• **What you are asked to do**:
Please transcribe these lines exactly, beginning at the line that contains "legend-entry: Segmento 7" and stopping after the line that contains "x-tick-label: 40 bbox=[644, 779, 666, 799]".

• **Records provided**:

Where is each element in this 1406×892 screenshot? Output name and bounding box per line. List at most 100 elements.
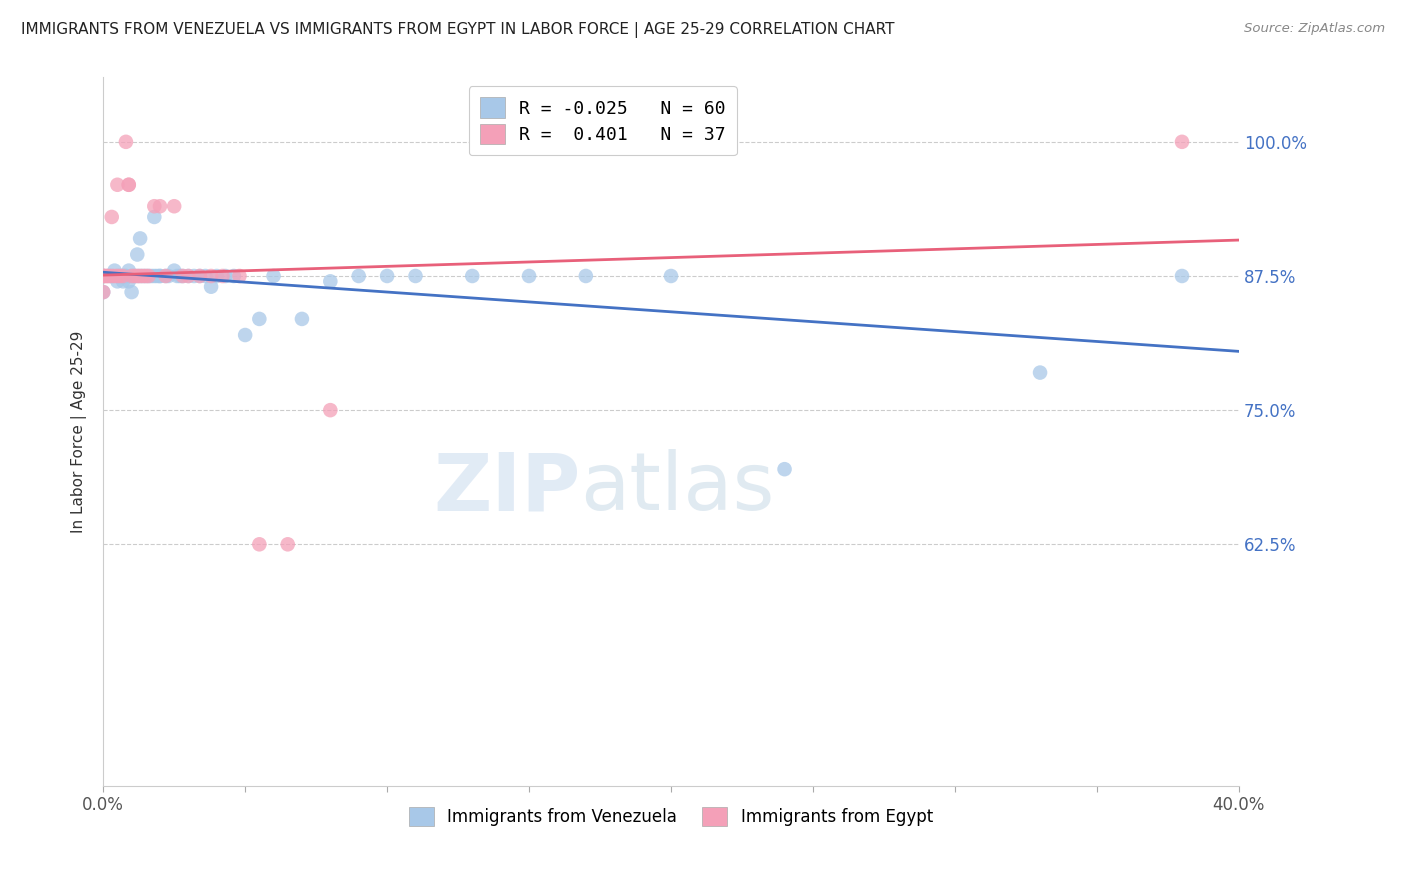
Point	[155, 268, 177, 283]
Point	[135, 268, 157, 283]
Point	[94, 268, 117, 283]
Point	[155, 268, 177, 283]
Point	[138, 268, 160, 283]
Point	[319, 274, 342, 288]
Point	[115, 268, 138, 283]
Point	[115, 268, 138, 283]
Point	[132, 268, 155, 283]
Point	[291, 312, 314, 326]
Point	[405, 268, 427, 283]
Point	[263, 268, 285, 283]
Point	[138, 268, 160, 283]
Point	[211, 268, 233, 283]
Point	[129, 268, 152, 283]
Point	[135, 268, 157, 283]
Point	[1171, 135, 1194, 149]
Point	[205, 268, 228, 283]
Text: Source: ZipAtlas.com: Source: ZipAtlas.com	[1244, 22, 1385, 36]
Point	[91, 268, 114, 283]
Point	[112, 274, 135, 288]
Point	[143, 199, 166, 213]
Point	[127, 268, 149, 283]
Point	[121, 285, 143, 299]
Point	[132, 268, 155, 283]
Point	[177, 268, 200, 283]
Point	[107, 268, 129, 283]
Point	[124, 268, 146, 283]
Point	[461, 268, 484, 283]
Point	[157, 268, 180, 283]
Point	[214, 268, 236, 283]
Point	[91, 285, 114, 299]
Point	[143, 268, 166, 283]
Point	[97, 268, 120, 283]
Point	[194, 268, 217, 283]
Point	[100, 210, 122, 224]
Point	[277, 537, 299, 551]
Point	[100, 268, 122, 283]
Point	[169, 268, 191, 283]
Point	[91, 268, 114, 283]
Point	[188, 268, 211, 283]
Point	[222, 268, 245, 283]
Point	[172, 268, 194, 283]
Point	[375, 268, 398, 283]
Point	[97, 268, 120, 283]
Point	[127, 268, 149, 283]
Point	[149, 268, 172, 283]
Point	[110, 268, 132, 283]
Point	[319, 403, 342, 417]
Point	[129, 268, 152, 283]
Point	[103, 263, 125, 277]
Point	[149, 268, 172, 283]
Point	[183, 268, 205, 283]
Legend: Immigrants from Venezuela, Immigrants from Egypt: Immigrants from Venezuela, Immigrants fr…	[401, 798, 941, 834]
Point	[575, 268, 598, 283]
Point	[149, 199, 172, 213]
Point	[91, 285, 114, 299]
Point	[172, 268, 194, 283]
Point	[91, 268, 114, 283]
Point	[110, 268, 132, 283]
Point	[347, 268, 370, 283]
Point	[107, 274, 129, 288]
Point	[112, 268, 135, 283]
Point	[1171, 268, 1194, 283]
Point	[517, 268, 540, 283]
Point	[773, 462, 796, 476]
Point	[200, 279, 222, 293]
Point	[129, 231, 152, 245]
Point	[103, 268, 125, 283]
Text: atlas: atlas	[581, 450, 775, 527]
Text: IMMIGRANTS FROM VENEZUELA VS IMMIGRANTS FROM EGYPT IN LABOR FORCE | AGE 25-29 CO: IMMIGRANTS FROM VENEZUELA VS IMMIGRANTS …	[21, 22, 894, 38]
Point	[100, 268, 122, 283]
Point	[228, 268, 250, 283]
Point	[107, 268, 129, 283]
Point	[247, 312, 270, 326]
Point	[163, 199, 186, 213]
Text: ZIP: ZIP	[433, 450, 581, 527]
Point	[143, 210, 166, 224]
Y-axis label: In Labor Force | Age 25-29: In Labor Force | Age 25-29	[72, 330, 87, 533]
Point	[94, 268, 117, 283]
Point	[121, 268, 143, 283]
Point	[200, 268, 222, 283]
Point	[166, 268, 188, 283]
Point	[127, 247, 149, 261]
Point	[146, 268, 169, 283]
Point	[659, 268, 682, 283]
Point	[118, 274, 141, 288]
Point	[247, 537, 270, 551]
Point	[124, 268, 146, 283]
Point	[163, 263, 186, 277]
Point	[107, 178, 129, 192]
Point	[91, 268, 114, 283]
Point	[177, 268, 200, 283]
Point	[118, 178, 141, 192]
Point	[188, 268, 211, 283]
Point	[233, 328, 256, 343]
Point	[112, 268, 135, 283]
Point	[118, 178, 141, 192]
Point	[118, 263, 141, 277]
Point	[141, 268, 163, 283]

---

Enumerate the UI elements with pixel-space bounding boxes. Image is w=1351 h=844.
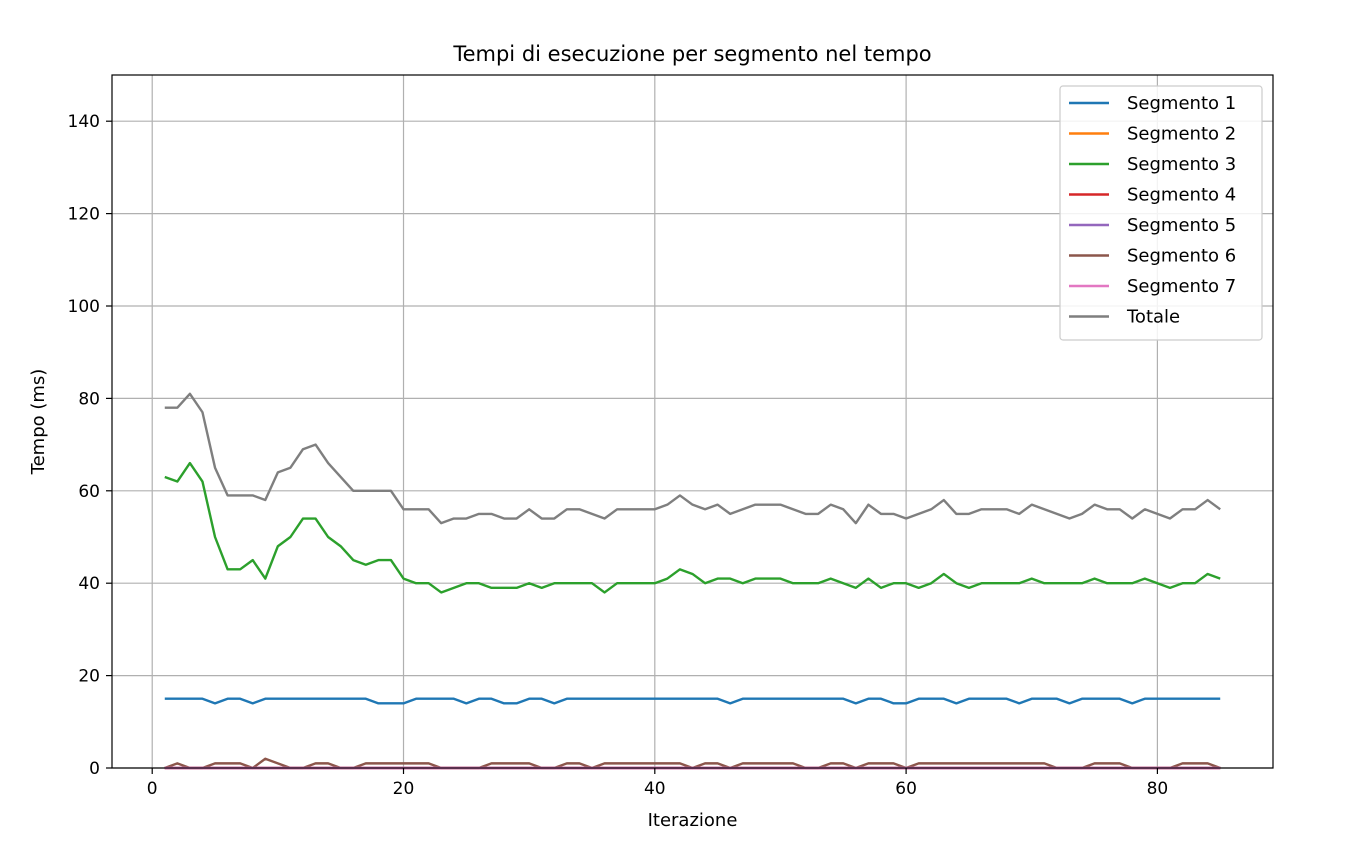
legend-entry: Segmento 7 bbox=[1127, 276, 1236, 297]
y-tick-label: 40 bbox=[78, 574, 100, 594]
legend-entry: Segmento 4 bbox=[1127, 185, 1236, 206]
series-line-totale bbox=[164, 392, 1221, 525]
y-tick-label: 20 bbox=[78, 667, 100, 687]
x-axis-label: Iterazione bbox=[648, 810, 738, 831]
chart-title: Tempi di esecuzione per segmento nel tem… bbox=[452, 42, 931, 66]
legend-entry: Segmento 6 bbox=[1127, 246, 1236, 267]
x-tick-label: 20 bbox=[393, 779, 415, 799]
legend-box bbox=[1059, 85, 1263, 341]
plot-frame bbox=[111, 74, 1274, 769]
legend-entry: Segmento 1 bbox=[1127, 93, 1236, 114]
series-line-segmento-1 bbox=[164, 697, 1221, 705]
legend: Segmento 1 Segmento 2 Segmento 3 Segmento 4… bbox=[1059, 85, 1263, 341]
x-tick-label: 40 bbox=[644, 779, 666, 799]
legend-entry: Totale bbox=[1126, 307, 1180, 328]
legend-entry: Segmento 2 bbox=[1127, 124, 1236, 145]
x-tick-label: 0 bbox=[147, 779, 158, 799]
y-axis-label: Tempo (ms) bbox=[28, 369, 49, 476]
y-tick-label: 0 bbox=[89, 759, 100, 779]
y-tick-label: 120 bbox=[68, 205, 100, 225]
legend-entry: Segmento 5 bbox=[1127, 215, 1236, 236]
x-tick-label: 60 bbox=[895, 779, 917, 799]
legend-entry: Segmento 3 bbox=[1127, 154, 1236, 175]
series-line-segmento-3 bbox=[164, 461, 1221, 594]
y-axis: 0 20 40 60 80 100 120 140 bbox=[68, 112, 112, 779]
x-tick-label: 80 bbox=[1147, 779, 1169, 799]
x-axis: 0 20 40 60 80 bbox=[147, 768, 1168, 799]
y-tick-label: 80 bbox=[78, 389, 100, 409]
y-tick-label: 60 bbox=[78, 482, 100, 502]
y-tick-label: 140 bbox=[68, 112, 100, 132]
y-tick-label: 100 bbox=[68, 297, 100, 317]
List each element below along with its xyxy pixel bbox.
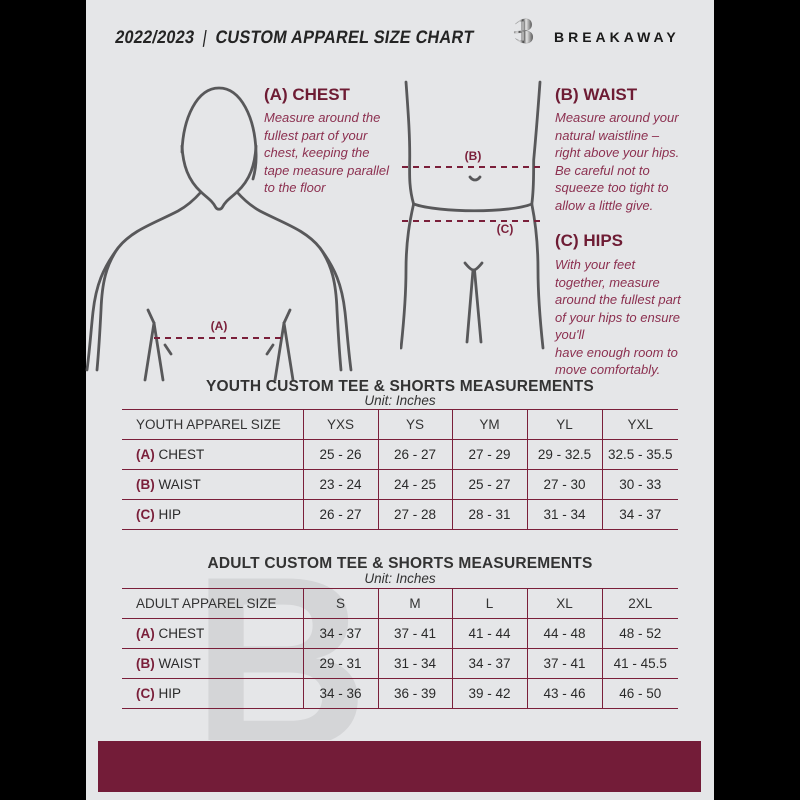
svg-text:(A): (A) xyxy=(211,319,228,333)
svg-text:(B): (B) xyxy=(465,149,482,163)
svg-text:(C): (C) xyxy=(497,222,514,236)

==

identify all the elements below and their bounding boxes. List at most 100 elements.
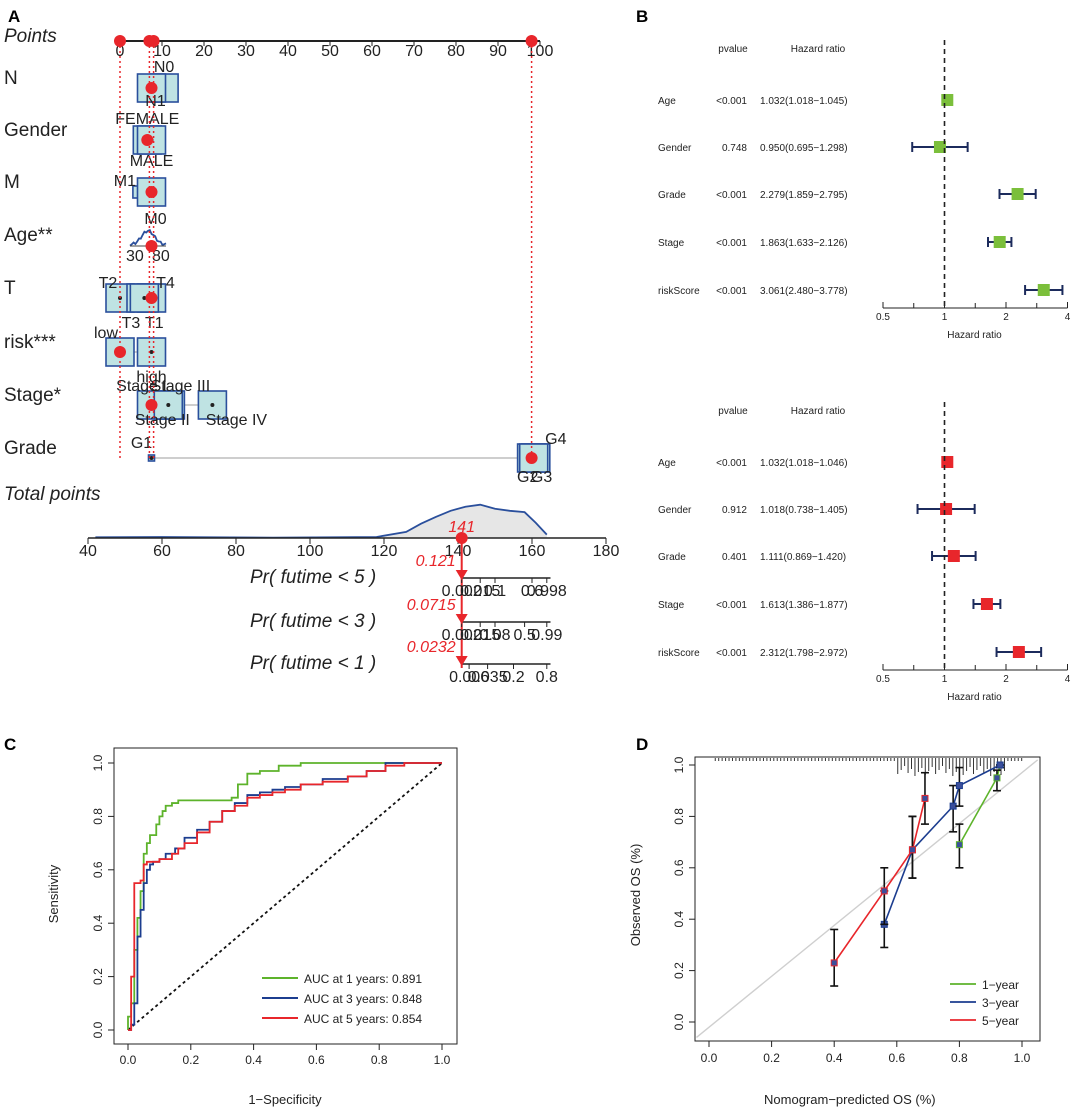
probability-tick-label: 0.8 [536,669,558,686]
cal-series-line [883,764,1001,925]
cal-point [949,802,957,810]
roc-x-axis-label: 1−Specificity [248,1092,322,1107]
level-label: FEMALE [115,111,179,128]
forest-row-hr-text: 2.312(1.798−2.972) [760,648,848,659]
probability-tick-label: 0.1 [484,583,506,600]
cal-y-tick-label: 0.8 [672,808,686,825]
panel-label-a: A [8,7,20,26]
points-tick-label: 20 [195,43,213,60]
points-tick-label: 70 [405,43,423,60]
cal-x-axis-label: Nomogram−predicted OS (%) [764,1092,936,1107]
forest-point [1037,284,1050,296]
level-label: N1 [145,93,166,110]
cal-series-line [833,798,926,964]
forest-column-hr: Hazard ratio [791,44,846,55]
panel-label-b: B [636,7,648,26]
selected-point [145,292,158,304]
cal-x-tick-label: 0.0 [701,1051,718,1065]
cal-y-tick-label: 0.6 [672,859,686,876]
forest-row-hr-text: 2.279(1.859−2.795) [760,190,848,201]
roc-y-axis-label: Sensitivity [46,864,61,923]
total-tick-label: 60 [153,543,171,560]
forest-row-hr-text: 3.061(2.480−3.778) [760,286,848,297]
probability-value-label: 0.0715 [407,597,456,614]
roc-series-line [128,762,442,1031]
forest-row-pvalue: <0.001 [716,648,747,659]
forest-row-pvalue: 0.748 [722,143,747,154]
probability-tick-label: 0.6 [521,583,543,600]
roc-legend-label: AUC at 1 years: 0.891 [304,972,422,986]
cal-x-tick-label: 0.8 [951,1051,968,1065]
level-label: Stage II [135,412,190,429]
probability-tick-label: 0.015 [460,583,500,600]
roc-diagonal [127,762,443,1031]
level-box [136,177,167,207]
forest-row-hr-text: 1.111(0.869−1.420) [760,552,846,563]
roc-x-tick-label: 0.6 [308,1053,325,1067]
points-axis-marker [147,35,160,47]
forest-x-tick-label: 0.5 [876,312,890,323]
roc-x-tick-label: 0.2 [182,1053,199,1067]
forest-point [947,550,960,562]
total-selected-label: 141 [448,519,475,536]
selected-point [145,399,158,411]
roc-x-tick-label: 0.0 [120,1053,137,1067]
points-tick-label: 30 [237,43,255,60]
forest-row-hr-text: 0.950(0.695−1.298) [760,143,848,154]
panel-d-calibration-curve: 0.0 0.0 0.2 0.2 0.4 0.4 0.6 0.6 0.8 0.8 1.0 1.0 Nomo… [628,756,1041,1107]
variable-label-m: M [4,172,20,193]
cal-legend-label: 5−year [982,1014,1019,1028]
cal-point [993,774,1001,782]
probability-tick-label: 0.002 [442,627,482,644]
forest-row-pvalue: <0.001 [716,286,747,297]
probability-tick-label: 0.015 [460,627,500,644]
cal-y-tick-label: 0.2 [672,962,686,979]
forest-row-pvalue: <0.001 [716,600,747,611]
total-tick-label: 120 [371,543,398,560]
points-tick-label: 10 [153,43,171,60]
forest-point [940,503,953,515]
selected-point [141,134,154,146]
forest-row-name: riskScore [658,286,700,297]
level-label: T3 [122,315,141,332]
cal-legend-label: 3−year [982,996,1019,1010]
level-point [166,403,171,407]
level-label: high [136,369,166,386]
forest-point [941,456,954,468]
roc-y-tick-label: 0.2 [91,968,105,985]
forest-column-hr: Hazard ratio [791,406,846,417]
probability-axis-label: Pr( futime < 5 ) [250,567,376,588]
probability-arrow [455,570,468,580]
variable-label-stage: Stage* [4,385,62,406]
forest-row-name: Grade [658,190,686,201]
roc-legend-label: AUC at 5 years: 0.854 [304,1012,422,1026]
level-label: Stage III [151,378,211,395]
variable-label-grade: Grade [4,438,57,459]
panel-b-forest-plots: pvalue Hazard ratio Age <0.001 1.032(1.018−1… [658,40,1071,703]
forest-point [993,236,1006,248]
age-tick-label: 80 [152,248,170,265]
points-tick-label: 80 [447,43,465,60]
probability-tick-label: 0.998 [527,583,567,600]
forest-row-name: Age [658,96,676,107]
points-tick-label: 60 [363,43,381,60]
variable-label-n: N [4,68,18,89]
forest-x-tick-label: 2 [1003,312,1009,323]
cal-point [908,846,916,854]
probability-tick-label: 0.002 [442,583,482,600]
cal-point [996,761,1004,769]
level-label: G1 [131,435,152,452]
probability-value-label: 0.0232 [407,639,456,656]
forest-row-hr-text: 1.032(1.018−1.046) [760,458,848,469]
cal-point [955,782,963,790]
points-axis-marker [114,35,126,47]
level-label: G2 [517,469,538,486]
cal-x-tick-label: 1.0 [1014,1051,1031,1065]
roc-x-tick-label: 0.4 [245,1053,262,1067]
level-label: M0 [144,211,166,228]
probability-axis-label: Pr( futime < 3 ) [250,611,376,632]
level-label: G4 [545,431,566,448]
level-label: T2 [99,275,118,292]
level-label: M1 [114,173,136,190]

• **The output**:
legend-entry: Segmento 7 bbox=[1127, 276, 1236, 297]
y-tick-label: 40 bbox=[78, 574, 100, 594]
legend-entry: Segmento 4 bbox=[1127, 185, 1236, 206]
series-line-totale bbox=[164, 392, 1221, 525]
y-tick-label: 20 bbox=[78, 667, 100, 687]
x-axis-label: Iterazione bbox=[648, 810, 738, 831]
chart-title: Tempi di esecuzione per segmento nel tem… bbox=[452, 42, 931, 66]
legend-entry: Segmento 6 bbox=[1127, 246, 1236, 267]
x-tick-label: 20 bbox=[393, 779, 415, 799]
legend-box bbox=[1059, 85, 1263, 341]
plot-frame bbox=[111, 74, 1274, 769]
legend-entry: Segmento 1 bbox=[1127, 93, 1236, 114]
series-line-segmento-1 bbox=[164, 697, 1221, 705]
legend: Segmento 1 Segmento 2 Segmento 3 Segmento 4… bbox=[1059, 85, 1263, 341]
x-tick-label: 40 bbox=[644, 779, 666, 799]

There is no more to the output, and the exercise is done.